__SHORT EXERCISE__. Extract the full listing verbatim and drop any pictures from your copy.

* Start THE INPUT *

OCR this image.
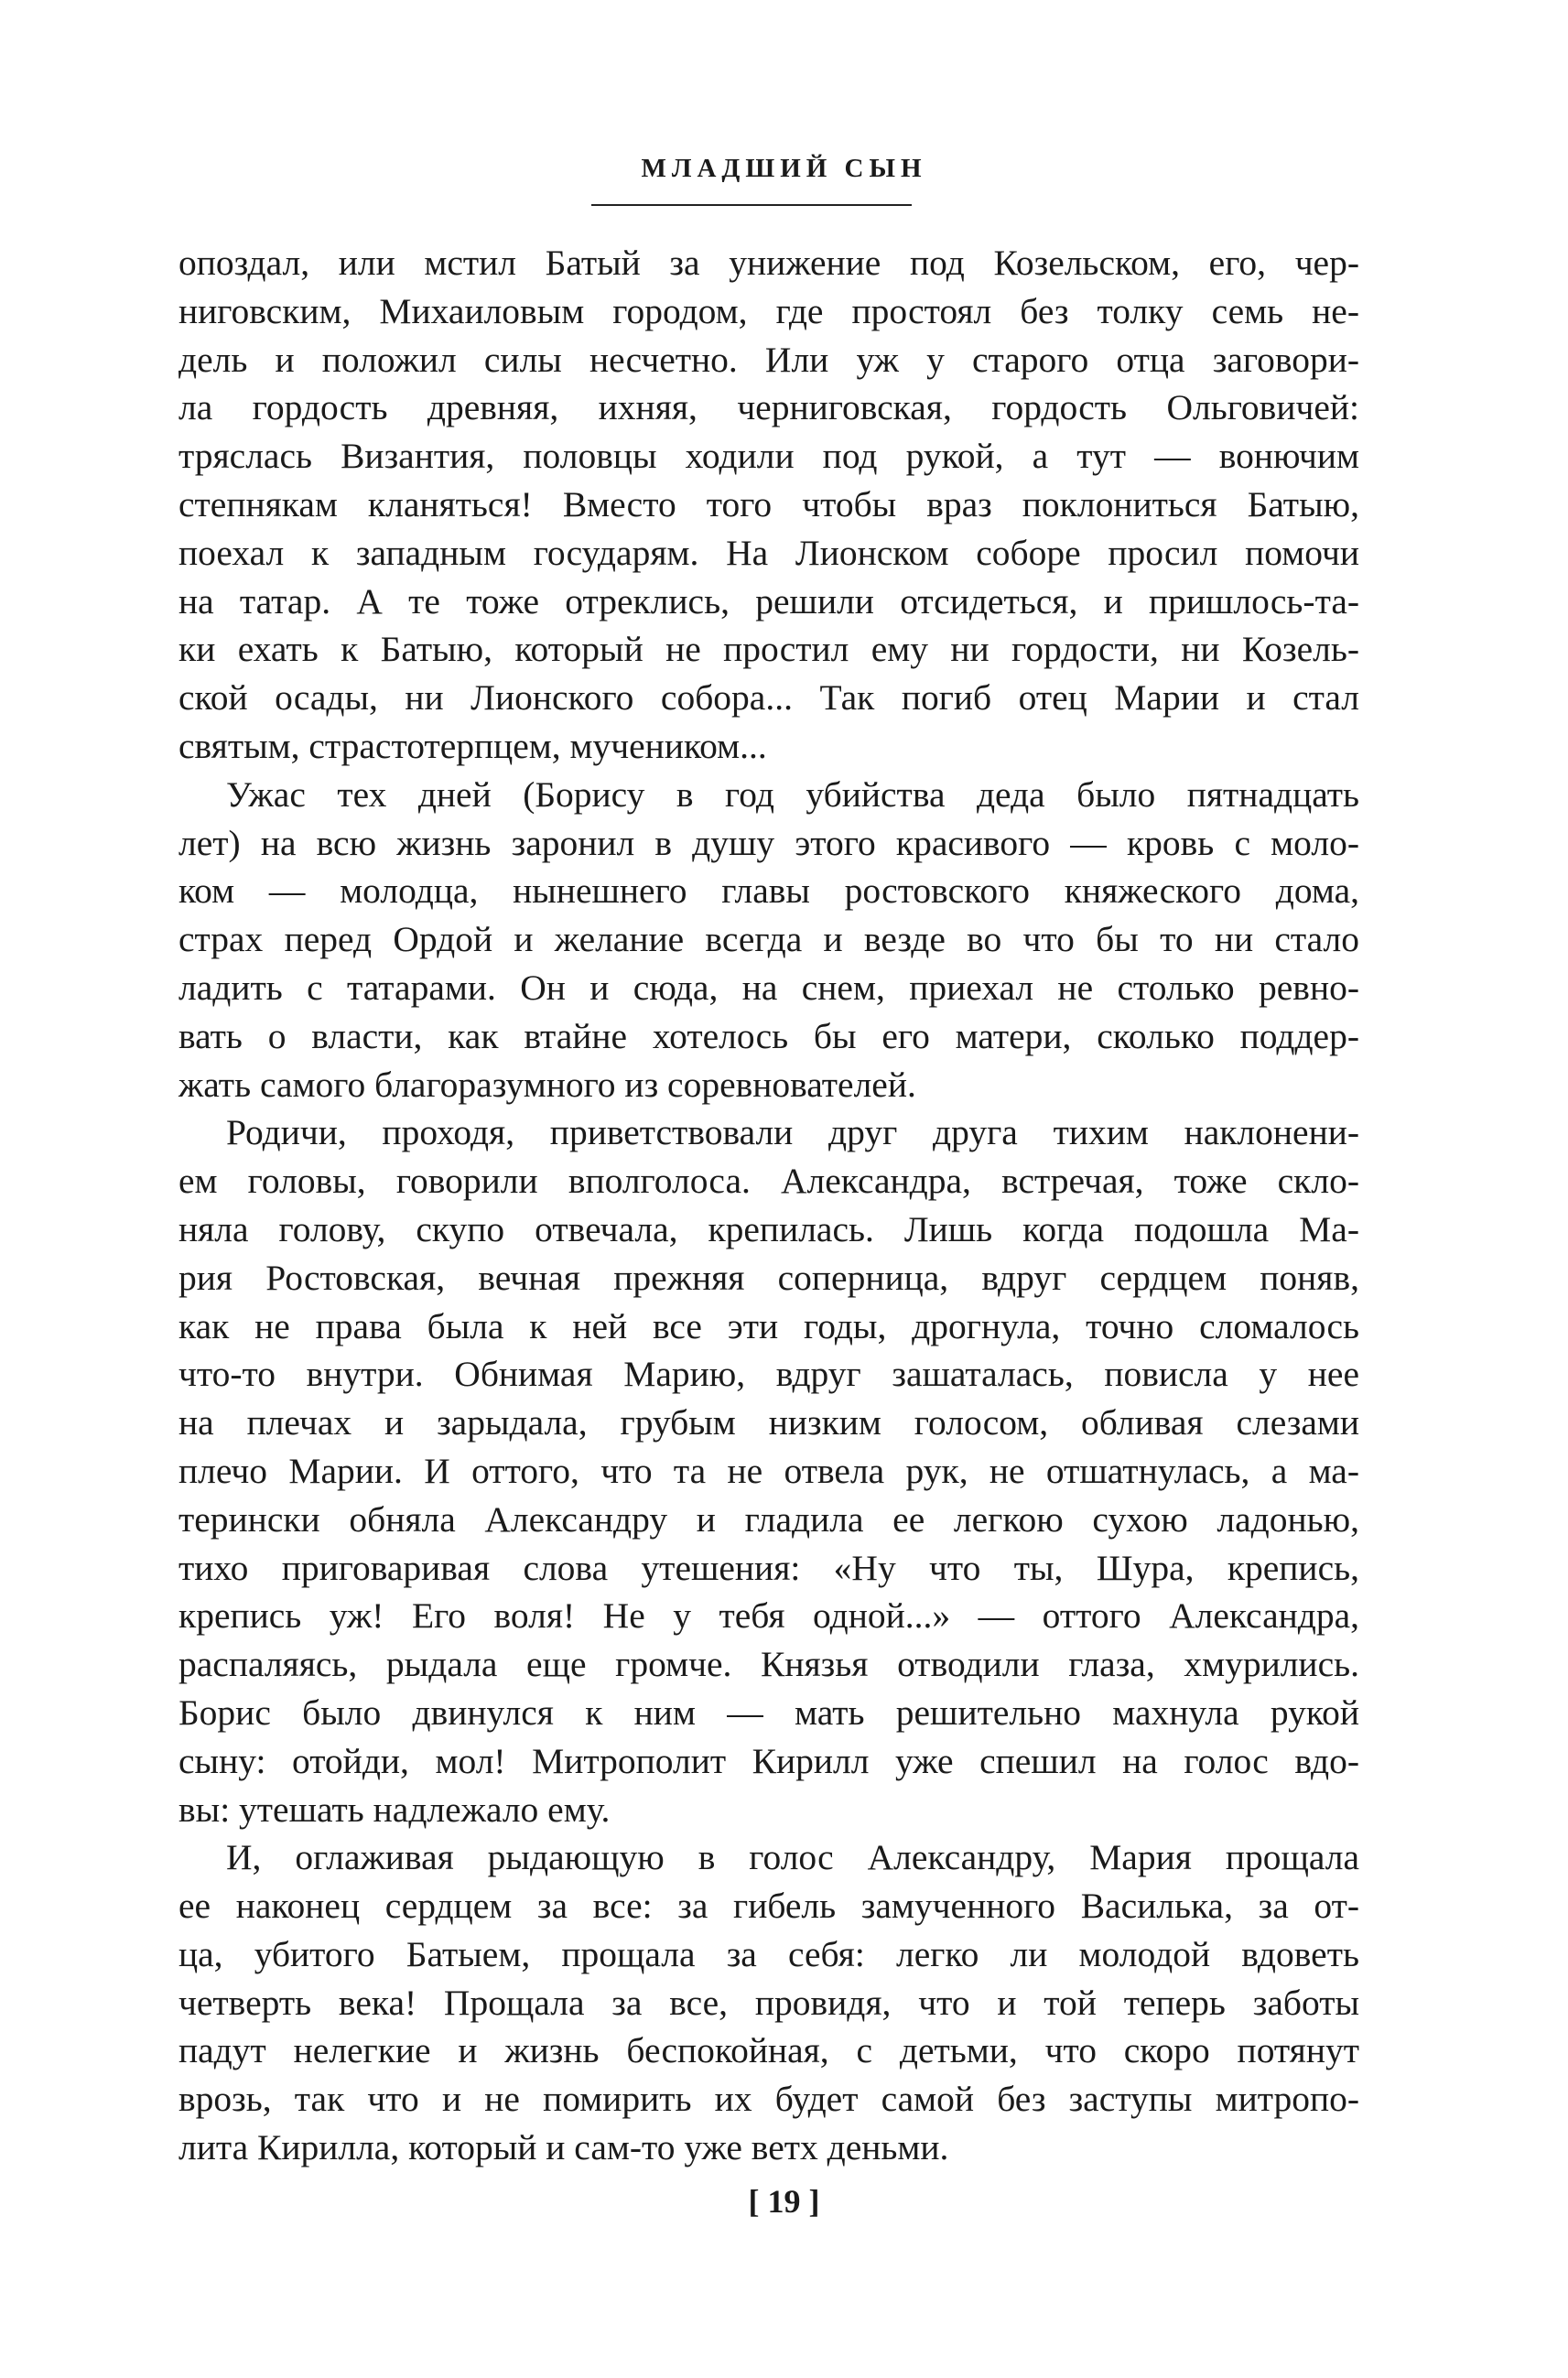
МЛАДШИЙ СЫН
опоздал, или мстил Батый за унижение под Козельском, его, чер-
ниговским, Михаиловым городом, где простоял без толку семь не-
дель и положил силы несчетно. Или уж у старого отца заговори-
ла гордость древняя, ихняя, черниговская, гордость Ольговичей:
тряслась Византия, половцы ходили под рукой, а тут — вонючим
степнякам кланяться! Вместо того чтобы враз поклониться Батыю,
поехал к западным государям. На Лионском соборе просил помочи
на татар. А те тоже отреклись, решили отсидеться, и пришлось-та-
ки ехать к Батыю, который не простил ему ни гордости, ни Козель-
ской осады, ни Лионского собора... Так погиб отец Марии и стал
святым, страстотерпцем, мучеником...
Ужас тех дней (Борису в год убийства деда было пятнадцать
лет) на всю жизнь заронил в душу этого красивого — кровь с моло-
ком — молодца, нынешнего главы ростовского княжеского дома,
страх перед Ордой и желание всегда и везде во что бы то ни стало
ладить с татарами. Он и сюда, на снем, приехал не столько ревно-
вать о власти, как втайне хотелось бы его матери, сколько поддер-
жать самого благоразумного из соревнователей.
Родичи, проходя, приветствовали друг друга тихим наклонени-
ем головы, говорили вполголоса. Александра, встречая, тоже скло-
няла голову, скупо отвечала, крепилась. Лишь когда подошла Ма-
рия Ростовская, вечная прежняя соперница, вдруг сердцем поняв,
как не права была к ней все эти годы, дрогнула, точно сломалось
что-то внутри. Обнимая Марию, вдруг зашаталась, повисла у нее
на плечах и зарыдала, грубым низким голосом, обливая слезами
плечо Марии. И оттого, что та не отвела рук, не отшатнулась, а ма-
терински обняла Александру и гладила ее легкою сухою ладонью,
тихо приговаривая слова утешения: «Ну что ты, Шура, крепись,
крепись уж! Его воля! Не у тебя одной...» — оттого Александра,
распаляясь, рыдала еще громче. Князья отводили глаза, хмурились.
Борис было двинулся к ним — мать решительно махнула рукой
сыну: отойди, мол! Митрополит Кирилл уже спешил на голос вдо-
вы: утешать надлежало ему.
И, оглаживая рыдающую в голос Александру, Мария прощала
ее наконец сердцем за все: за гибель замученного Василька, за от-
ца, убитого Батыем, прощала за себя: легко ли молодой вдоветь
четверть века! Прощала за все, провидя, что и той теперь заботы
падут нелегкие и жизнь беспокойная, с детьми, что скоро потянут
врозь, так что и не помирить их будет самой без заступы митропо-
лита Кирилла, который и сам-то уже ветх деньми.
[ 19 ]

* End THE INPUT *

__WRITTEN SOLUTION__.
OCR this image.
МЛАДШИЙ СЫН
опоздал, или мстил Батый за унижение под Козельском, его, чер-
ниговским, Михаиловым городом, где простоял без толку семь не-
дель и положил силы несчетно. Или уж у старого отца заговори-
ла гордость древняя, ихняя, черниговская, гордость Ольговичей:
тряслась Византия, половцы ходили под рукой, а тут — вонючим
степнякам кланяться! Вместо того чтобы враз поклониться Батыю,
поехал к западным государям. На Лионском соборе просил помочи
на татар. А те тоже отреклись, решили отсидеться, и пришлось-та-
ки ехать к Батыю, который не простил ему ни гордости, ни Козель-
ской осады, ни Лионского собора... Так погиб отец Марии и стал
святым, страстотерпцем, мучеником...
Ужас тех дней (Борису в год убийства деда было пятнадцать
лет) на всю жизнь заронил в душу этого красивого — кровь с моло-
ком — молодца, нынешнего главы ростовского княжеского дома,
страх перед Ордой и желание всегда и везде во что бы то ни стало
ладить с татарами. Он и сюда, на снем, приехал не столько ревно-
вать о власти, как втайне хотелось бы его матери, сколько поддер-
жать самого благоразумного из соревнователей.
Родичи, проходя, приветствовали друг друга тихим наклонени-
ем головы, говорили вполголоса. Александра, встречая, тоже скло-
няла голову, скупо отвечала, крепилась. Лишь когда подошла Ма-
рия Ростовская, вечная прежняя соперница, вдруг сердцем поняв,
как не права была к ней все эти годы, дрогнула, точно сломалось
что-то внутри. Обнимая Марию, вдруг зашаталась, повисла у нее
на плечах и зарыдала, грубым низким голосом, обливая слезами
плечо Марии. И оттого, что та не отвела рук, не отшатнулась, а ма-
терински обняла Александру и гладила ее легкою сухою ладонью,
тихо приговаривая слова утешения: «Ну что ты, Шура, крепись,
крепись уж! Его воля! Не у тебя одной...» — оттого Александра,
распаляясь, рыдала еще громче. Князья отводили глаза, хмурились.
Борис было двинулся к ним — мать решительно махнула рукой
сыну: отойди, мол! Митрополит Кирилл уже спешил на голос вдо-
вы: утешать надлежало ему.
И, оглаживая рыдающую в голос Александру, Мария прощала
ее наконец сердцем за все: за гибель замученного Василька, за от-
ца, убитого Батыем, прощала за себя: легко ли молодой вдоветь
четверть века! Прощала за все, провидя, что и той теперь заботы
падут нелегкие и жизнь беспокойная, с детьми, что скоро потянут
врозь, так что и не помирить их будет самой без заступы митропо-
лита Кирилла, который и сам-то уже ветх деньми.
[ 19 ]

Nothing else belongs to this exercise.